(Data records)
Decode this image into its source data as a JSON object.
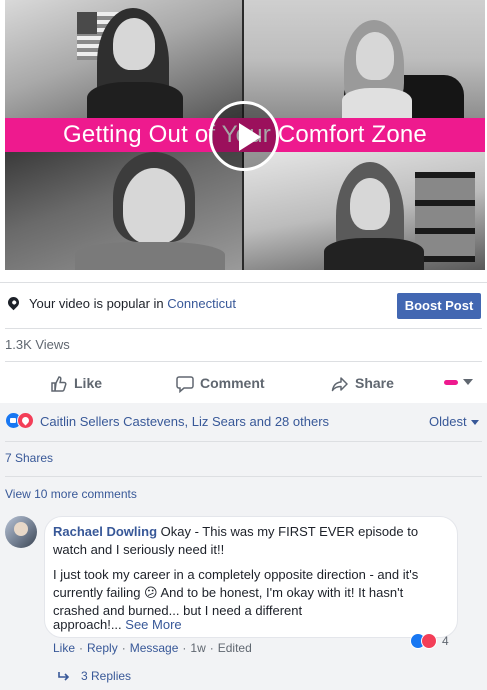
{
  "video": {
    "banner_title": "Getting Out of Your Comfort Zone",
    "play_icon": "play-icon",
    "banner_color": "#ee1a8e"
  },
  "popular": {
    "prefix": "Your video is popular in ",
    "location": "Connecticut",
    "boost_label": "Boost Post",
    "icon": "location-pin-icon"
  },
  "stats": {
    "views": "1.3K Views"
  },
  "actions": {
    "like": "Like",
    "comment": "Comment",
    "share": "Share"
  },
  "reactions": {
    "names": "Caitlin Sellers Castevens, Liz Sears and 28 others",
    "sort_label": "Oldest"
  },
  "shares": "7 Shares",
  "more_comments": "View 10 more comments",
  "comment": {
    "author": "Rachael Dowling",
    "text_line1": " Okay - This was my FIRST EVER episode to",
    "text_line2": "watch and I seriously need it!!",
    "text_line3": "I just took my career in a completely opposite direction - and it's",
    "text_line4a": "currently failing ",
    "emoji": "😕",
    "text_line4b": " And to be honest, I'm okay with it! It hasn't",
    "text_line5": "crashed and burned... but I need a different",
    "text_line6": "approach!...",
    "see_more": " See More",
    "reaction_count": "4",
    "like": "Like",
    "reply": "Reply",
    "message": "Message",
    "time": "1w",
    "edited": "Edited",
    "replies": "3 Replies"
  },
  "colors": {
    "link": "#385898",
    "boost": "#4267b2",
    "like_blue": "#1877f2",
    "love_red": "#f33e58"
  }
}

**EXERCISE INSTRUCTIONS**
Write out the listing word for word, omitting the pictures it holds.

**EXERCISE SOLUTION**
Decode this image into its source data as a JSON object.
{
  "video": {
    "banner_title": "Getting Out of Your Comfort Zone",
    "play_icon": "play-icon",
    "banner_color": "#ee1a8e"
  },
  "popular": {
    "prefix": "Your video is popular in ",
    "location": "Connecticut",
    "boost_label": "Boost Post",
    "icon": "location-pin-icon"
  },
  "stats": {
    "views": "1.3K Views"
  },
  "actions": {
    "like": "Like",
    "comment": "Comment",
    "share": "Share"
  },
  "reactions": {
    "names": "Caitlin Sellers Castevens, Liz Sears and 28 others",
    "sort_label": "Oldest"
  },
  "shares": "7 Shares",
  "more_comments": "View 10 more comments",
  "comment": {
    "author": "Rachael Dowling",
    "text_line1": " Okay - This was my FIRST EVER episode to",
    "text_line2": "watch and I seriously need it!!",
    "text_line3": "I just took my career in a completely opposite direction - and it's",
    "text_line4a": "currently failing ",
    "emoji": "😕",
    "text_line4b": " And to be honest, I'm okay with it! It hasn't",
    "text_line5": "crashed and burned... but I need a different",
    "text_line6": "approach!...",
    "see_more": " See More",
    "reaction_count": "4",
    "like": "Like",
    "reply": "Reply",
    "message": "Message",
    "time": "1w",
    "edited": "Edited",
    "replies": "3 Replies"
  },
  "colors": {
    "link": "#385898",
    "boost": "#4267b2",
    "like_blue": "#1877f2",
    "love_red": "#f33e58"
  }
}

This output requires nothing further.